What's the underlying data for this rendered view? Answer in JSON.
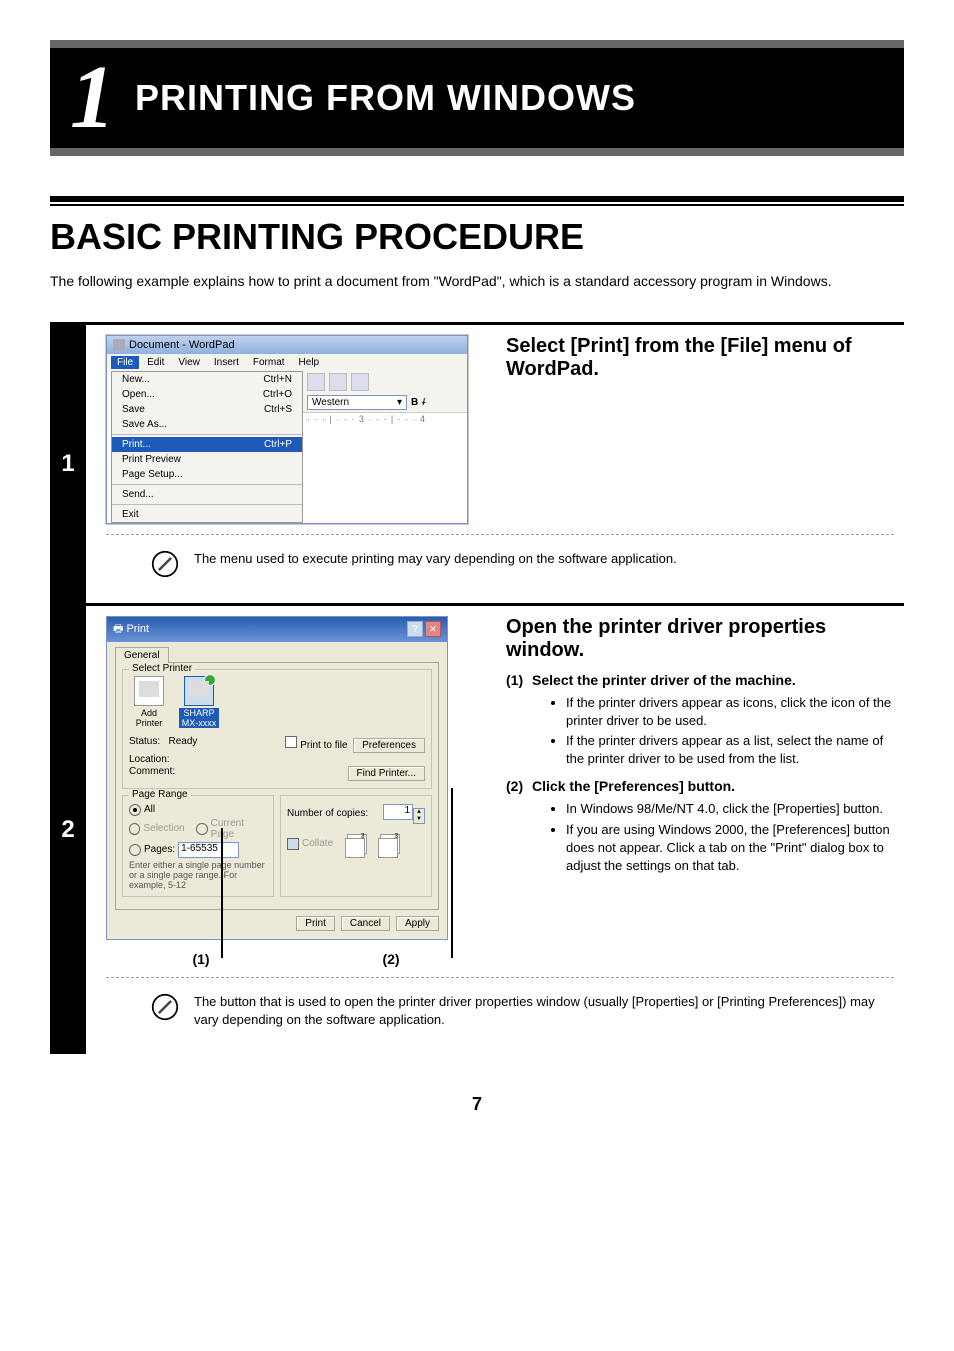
{
  "chapter": {
    "number": "1",
    "title": "PRINTING FROM WINDOWS"
  },
  "section_title": "BASIC PRINTING PROCEDURE",
  "intro": "The following example explains how to print a document from \"WordPad\", which is a standard accessory program in Windows.",
  "step1": {
    "num": "1",
    "heading": "Select [Print] from the [File] menu of WordPad.",
    "note": "The menu used to execute printing may vary depending on the software application.",
    "wordpad": {
      "title": "Document - WordPad",
      "menu": {
        "file": "File",
        "edit": "Edit",
        "view": "View",
        "insert": "Insert",
        "format": "Format",
        "help": "Help"
      },
      "items": {
        "new": "New...",
        "new_sc": "Ctrl+N",
        "open": "Open...",
        "open_sc": "Ctrl+O",
        "save": "Save",
        "save_sc": "Ctrl+S",
        "saveas": "Save As...",
        "print": "Print...",
        "print_sc": "Ctrl+P",
        "preview": "Print Preview",
        "pagesetup": "Page Setup...",
        "send": "Send...",
        "exit": "Exit"
      },
      "font_name": "Western",
      "ruler": "· · · | · · · 3 · · · | · · · 4",
      "bold": "B",
      "italic": "I"
    }
  },
  "step2": {
    "num": "2",
    "heading": "Open the printer driver properties window.",
    "sub1_num": "(1)",
    "sub1_title": "Select the printer driver of the machine.",
    "sub1_bullets": [
      "If the printer drivers appear as icons, click the icon of the printer driver to be used.",
      "If the printer drivers appear as a list, select the name of the printer driver to be used from the list."
    ],
    "sub2_num": "(2)",
    "sub2_title": "Click the [Preferences] button.",
    "sub2_bullets": [
      "In Windows 98/Me/NT 4.0, click the [Properties] button.",
      "If you are using Windows 2000, the [Preferences] button does not appear. Click a tab on the \"Print\" dialog box to adjust the settings on that tab."
    ],
    "note": "The button that is used to open the printer driver properties window (usually [Properties] or [Printing Preferences]) may vary depending on the software application.",
    "callout1": "(1)",
    "callout2": "(2)",
    "dialog": {
      "title": "Print",
      "tab": "General",
      "group_printer": "Select Printer",
      "add_printer": "Add Printer",
      "sharp": "SHARP\nMX-xxxx",
      "status_lbl": "Status:",
      "status_val": "Ready",
      "location_lbl": "Location:",
      "comment_lbl": "Comment:",
      "print_to_file": "Print to file",
      "preferences_btn": "Preferences",
      "find_btn": "Find Printer...",
      "group_range": "Page Range",
      "all": "All",
      "selection": "Selection",
      "current": "Current Page",
      "pages": "Pages:",
      "pages_val": "1-65535",
      "pages_hint": "Enter either a single page number or a single page range. For example, 5-12",
      "copies_lbl": "Number of copies:",
      "copies_val": "1",
      "collate": "Collate",
      "print_btn": "Print",
      "cancel_btn": "Cancel",
      "apply_btn": "Apply"
    }
  },
  "page_number": "7"
}
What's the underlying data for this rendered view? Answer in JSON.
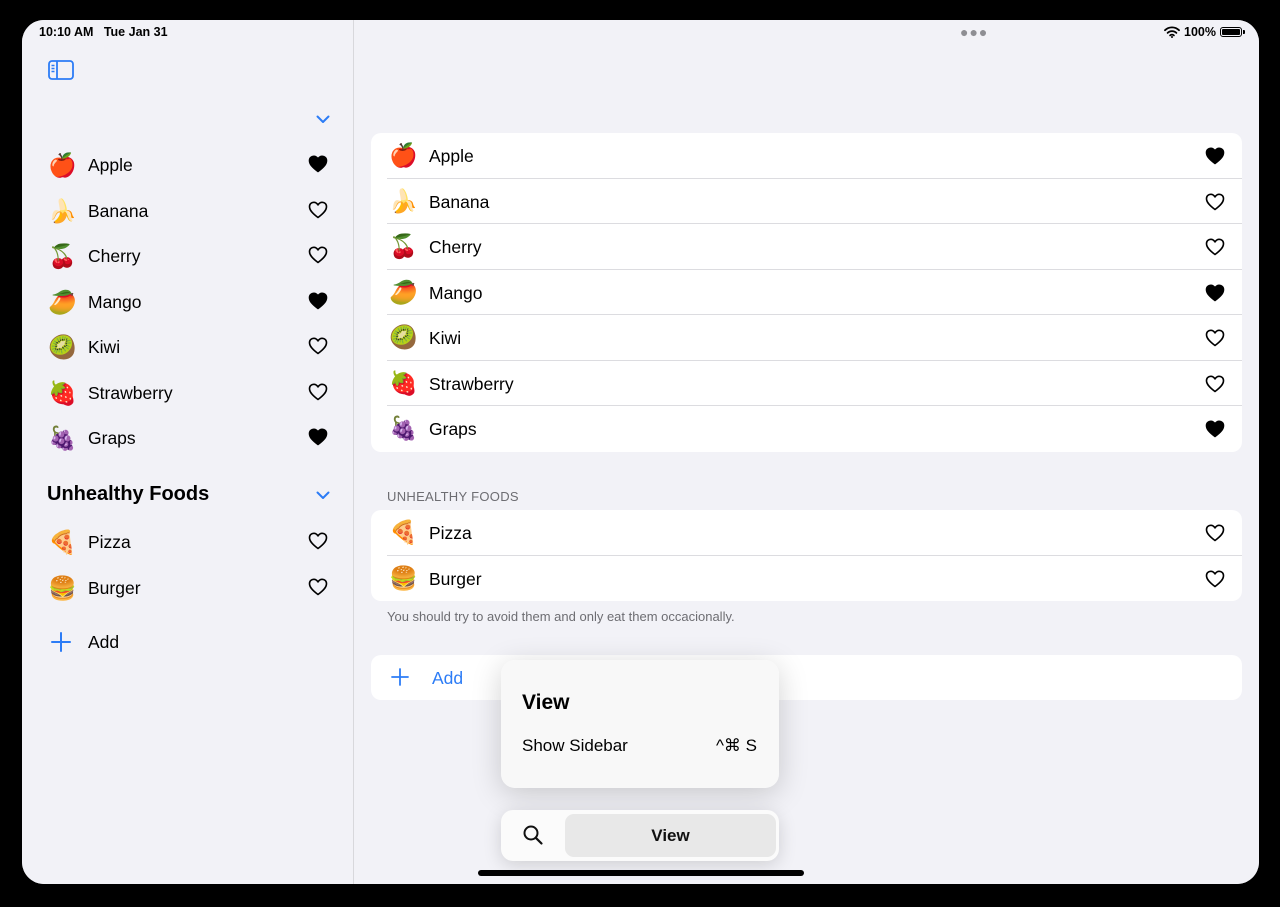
{
  "status": {
    "time": "10:10 AM",
    "date": "Tue Jan 31",
    "battery": "100%"
  },
  "colors": {
    "accent": "#2c7cf6",
    "background": "#f2f2f7"
  },
  "sidebar": {
    "items": [
      {
        "emoji": "🍎",
        "label": "Apple",
        "favorite": true
      },
      {
        "emoji": "🍌",
        "label": "Banana",
        "favorite": false
      },
      {
        "emoji": "🍒",
        "label": "Cherry",
        "favorite": false
      },
      {
        "emoji": "🥭",
        "label": "Mango",
        "favorite": true
      },
      {
        "emoji": "🥝",
        "label": "Kiwi",
        "favorite": false
      },
      {
        "emoji": "🍓",
        "label": "Strawberry",
        "favorite": false
      },
      {
        "emoji": "🍇",
        "label": "Graps",
        "favorite": true
      }
    ],
    "unhealthy_title": "Unhealthy Foods",
    "unhealthy_items": [
      {
        "emoji": "🍕",
        "label": "Pizza",
        "favorite": false
      },
      {
        "emoji": "🍔",
        "label": "Burger",
        "favorite": false
      }
    ],
    "add_label": "Add"
  },
  "main": {
    "items": [
      {
        "emoji": "🍎",
        "label": "Apple",
        "favorite": true
      },
      {
        "emoji": "🍌",
        "label": "Banana",
        "favorite": false
      },
      {
        "emoji": "🍒",
        "label": "Cherry",
        "favorite": false
      },
      {
        "emoji": "🥭",
        "label": "Mango",
        "favorite": true
      },
      {
        "emoji": "🥝",
        "label": "Kiwi",
        "favorite": false
      },
      {
        "emoji": "🍓",
        "label": "Strawberry",
        "favorite": false
      },
      {
        "emoji": "🍇",
        "label": "Graps",
        "favorite": true
      }
    ],
    "unhealthy_header": "UNHEALTHY FOODS",
    "unhealthy_items": [
      {
        "emoji": "🍕",
        "label": "Pizza",
        "favorite": false
      },
      {
        "emoji": "🍔",
        "label": "Burger",
        "favorite": false
      }
    ],
    "unhealthy_footer": "You should try to avoid them and only eat them occacionally.",
    "add_label": "Add"
  },
  "popover": {
    "title": "View",
    "item_label": "Show Sidebar",
    "shortcut": "^⌘ S"
  },
  "toolbar": {
    "view_label": "View"
  },
  "icons": {
    "sidebar_toggle": "sidebar-toggle-icon",
    "chevron": "chevron-down-icon",
    "heart_filled": "heart-filled-icon",
    "heart_outline": "heart-outline-icon",
    "plus": "plus-icon",
    "search": "magnifying-glass-icon",
    "wifi": "wifi-icon",
    "battery": "battery-icon"
  }
}
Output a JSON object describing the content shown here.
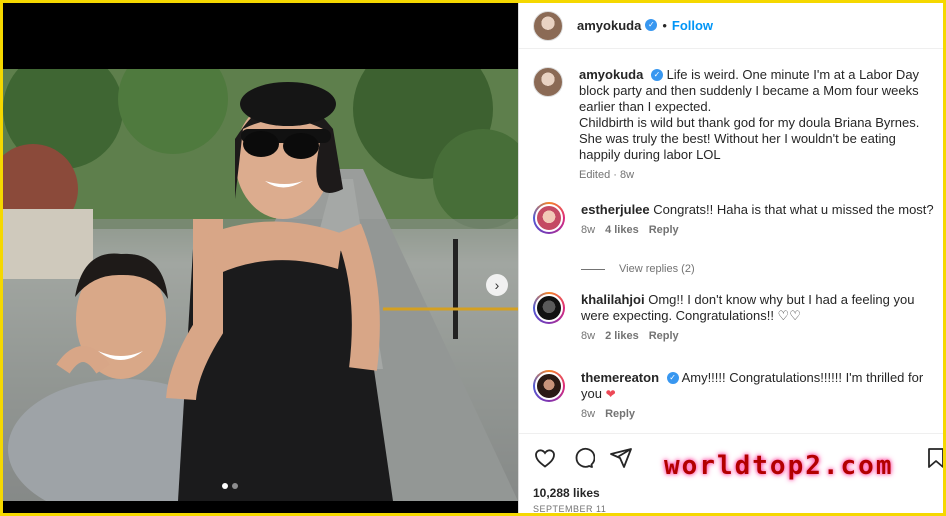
{
  "post": {
    "username": "amyokuda",
    "follow_label": "Follow",
    "separator": "•"
  },
  "caption": {
    "username": "amyokuda",
    "text": "Life is weird. One minute I'm at a Labor Day block party and then suddenly I became a Mom four weeks earlier than I expected.",
    "text2": "Childbirth is wild but thank god for my doula Briana Byrnes. She was truly the best! Without her I wouldn't be eating happily during labor LOL",
    "meta": "Edited · 8w"
  },
  "comments": [
    {
      "username": "estherjulee",
      "text": "Congrats!! Haha is that what u missed the most?",
      "time": "8w",
      "likes": "4 likes",
      "reply": "Reply"
    },
    {
      "username": "khalilahjoi",
      "text": "Omg!! I don't know why but I had a feeling you were expecting. Congratulations!! ♡♡",
      "time": "8w",
      "likes": "2 likes",
      "reply": "Reply"
    },
    {
      "username": "themereaton",
      "text": "Amy!!!!! Congratulations!!!!!! I'm thrilled for you",
      "time": "8w",
      "reply": "Reply"
    }
  ],
  "view_replies": "View replies (2)",
  "likes_count": "10,288 likes",
  "date": "SEPTEMBER 11",
  "watermark": "worldtop2.com",
  "icons": [
    "heart-icon",
    "comment-icon",
    "share-icon",
    "bookmark-icon",
    "verified-icon",
    "chevron-right-icon"
  ],
  "colors": {
    "accent": "#0095f6",
    "verified": "#3897f0",
    "frame": "#f5d800",
    "heart": "#ed4956"
  },
  "carousel": {
    "current": 1,
    "total": 2
  }
}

* [Task to carry out]:
Print out the material word for word, omitting the pictures.

* [Result for this task]:
What's the underlying data for this rendered view? Answer in JSON.
{
  "chapter": {
    "number": "1",
    "title": "PRINTING FROM WINDOWS"
  },
  "section_title": "BASIC PRINTING PROCEDURE",
  "intro": "The following example explains how to print a document from \"WordPad\", which is a standard accessory program in Windows.",
  "step1": {
    "num": "1",
    "heading": "Select [Print] from the [File] menu of WordPad.",
    "note": "The menu used to execute printing may vary depending on the software application.",
    "wordpad": {
      "title": "Document - WordPad",
      "menu": {
        "file": "File",
        "edit": "Edit",
        "view": "View",
        "insert": "Insert",
        "format": "Format",
        "help": "Help"
      },
      "items": {
        "new": "New...",
        "new_sc": "Ctrl+N",
        "open": "Open...",
        "open_sc": "Ctrl+O",
        "save": "Save",
        "save_sc": "Ctrl+S",
        "saveas": "Save As...",
        "print": "Print...",
        "print_sc": "Ctrl+P",
        "preview": "Print Preview",
        "pagesetup": "Page Setup...",
        "send": "Send...",
        "exit": "Exit"
      },
      "font_name": "Western",
      "ruler": "· · · | · · · 3 · · · | · · · 4",
      "bold": "B",
      "italic": "I"
    }
  },
  "step2": {
    "num": "2",
    "heading": "Open the printer driver properties window.",
    "sub1_num": "(1)",
    "sub1_title": "Select the printer driver of the machine.",
    "sub1_bullets": [
      "If the printer drivers appear as icons, click the icon of the printer driver to be used.",
      "If the printer drivers appear as a list, select the name of the printer driver to be used from the list."
    ],
    "sub2_num": "(2)",
    "sub2_title": "Click the [Preferences] button.",
    "sub2_bullets": [
      "In Windows 98/Me/NT 4.0, click the [Properties] button.",
      "If you are using Windows 2000, the [Preferences] button does not appear. Click a tab on the \"Print\" dialog box to adjust the settings on that tab."
    ],
    "note": "The button that is used to open the printer driver properties window (usually [Properties] or [Printing Preferences]) may vary depending on the software application.",
    "callout1": "(1)",
    "callout2": "(2)",
    "dialog": {
      "title": "Print",
      "tab": "General",
      "group_printer": "Select Printer",
      "add_printer": "Add Printer",
      "sharp": "SHARP\nMX-xxxx",
      "status_lbl": "Status:",
      "status_val": "Ready",
      "location_lbl": "Location:",
      "comment_lbl": "Comment:",
      "print_to_file": "Print to file",
      "preferences_btn": "Preferences",
      "find_btn": "Find Printer...",
      "group_range": "Page Range",
      "all": "All",
      "selection": "Selection",
      "current": "Current Page",
      "pages": "Pages:",
      "pages_val": "1-65535",
      "pages_hint": "Enter either a single page number or a single page range. For example, 5-12",
      "copies_lbl": "Number of copies:",
      "copies_val": "1",
      "collate": "Collate",
      "print_btn": "Print",
      "cancel_btn": "Cancel",
      "apply_btn": "Apply"
    }
  },
  "page_number": "7"
}
What's the underlying data for this rendered view? Answer in JSON.
{
  "status": {
    "time": "10:10 AM",
    "date": "Tue Jan 31",
    "battery": "100%"
  },
  "colors": {
    "accent": "#2c7cf6",
    "background": "#f2f2f7"
  },
  "sidebar": {
    "items": [
      {
        "emoji": "🍎",
        "label": "Apple",
        "favorite": true
      },
      {
        "emoji": "🍌",
        "label": "Banana",
        "favorite": false
      },
      {
        "emoji": "🍒",
        "label": "Cherry",
        "favorite": false
      },
      {
        "emoji": "🥭",
        "label": "Mango",
        "favorite": true
      },
      {
        "emoji": "🥝",
        "label": "Kiwi",
        "favorite": false
      },
      {
        "emoji": "🍓",
        "label": "Strawberry",
        "favorite": false
      },
      {
        "emoji": "🍇",
        "label": "Graps",
        "favorite": true
      }
    ],
    "unhealthy_title": "Unhealthy Foods",
    "unhealthy_items": [
      {
        "emoji": "🍕",
        "label": "Pizza",
        "favorite": false
      },
      {
        "emoji": "🍔",
        "label": "Burger",
        "favorite": false
      }
    ],
    "add_label": "Add"
  },
  "main": {
    "items": [
      {
        "emoji": "🍎",
        "label": "Apple",
        "favorite": true
      },
      {
        "emoji": "🍌",
        "label": "Banana",
        "favorite": false
      },
      {
        "emoji": "🍒",
        "label": "Cherry",
        "favorite": false
      },
      {
        "emoji": "🥭",
        "label": "Mango",
        "favorite": true
      },
      {
        "emoji": "🥝",
        "label": "Kiwi",
        "favorite": false
      },
      {
        "emoji": "🍓",
        "label": "Strawberry",
        "favorite": false
      },
      {
        "emoji": "🍇",
        "label": "Graps",
        "favorite": true
      }
    ],
    "unhealthy_header": "UNHEALTHY FOODS",
    "unhealthy_items": [
      {
        "emoji": "🍕",
        "label": "Pizza",
        "favorite": false
      },
      {
        "emoji": "🍔",
        "label": "Burger",
        "favorite": false
      }
    ],
    "unhealthy_footer": "You should try to avoid them and only eat them occacionally.",
    "add_label": "Add"
  },
  "popover": {
    "title": "View",
    "item_label": "Show Sidebar",
    "shortcut": "^⌘ S"
  },
  "toolbar": {
    "view_label": "View"
  },
  "icons": {
    "sidebar_toggle": "sidebar-toggle-icon",
    "chevron": "chevron-down-icon",
    "heart_filled": "heart-filled-icon",
    "heart_outline": "heart-outline-icon",
    "plus": "plus-icon",
    "search": "magnifying-glass-icon",
    "wifi": "wifi-icon",
    "battery": "battery-icon"
  }
}
Output a JSON object describing the content shown here.
{
  "post": {
    "username": "amyokuda",
    "follow_label": "Follow",
    "separator": "•"
  },
  "caption": {
    "username": "amyokuda",
    "text": "Life is weird. One minute I'm at a Labor Day block party and then suddenly I became a Mom four weeks earlier than I expected.",
    "text2": "Childbirth is wild but thank god for my doula Briana Byrnes. She was truly the best! Without her I wouldn't be eating happily during labor LOL",
    "meta": "Edited · 8w"
  },
  "comments": [
    {
      "username": "estherjulee",
      "text": "Congrats!! Haha is that what u missed the most?",
      "time": "8w",
      "likes": "4 likes",
      "reply": "Reply"
    },
    {
      "username": "khalilahjoi",
      "text": "Omg!! I don't know why but I had a feeling you were expecting. Congratulations!! ♡♡",
      "time": "8w",
      "likes": "2 likes",
      "reply": "Reply"
    },
    {
      "username": "themereaton",
      "text": "Amy!!!!! Congratulations!!!!!! I'm thrilled for you",
      "time": "8w",
      "reply": "Reply"
    }
  ],
  "view_replies": "View replies (2)",
  "likes_count": "10,288 likes",
  "date": "SEPTEMBER 11",
  "watermark": "worldtop2.com",
  "icons": [
    "heart-icon",
    "comment-icon",
    "share-icon",
    "bookmark-icon",
    "verified-icon",
    "chevron-right-icon"
  ],
  "colors": {
    "accent": "#0095f6",
    "verified": "#3897f0",
    "frame": "#f5d800",
    "heart": "#ed4956"
  },
  "carousel": {
    "current": 1,
    "total": 2
  }
}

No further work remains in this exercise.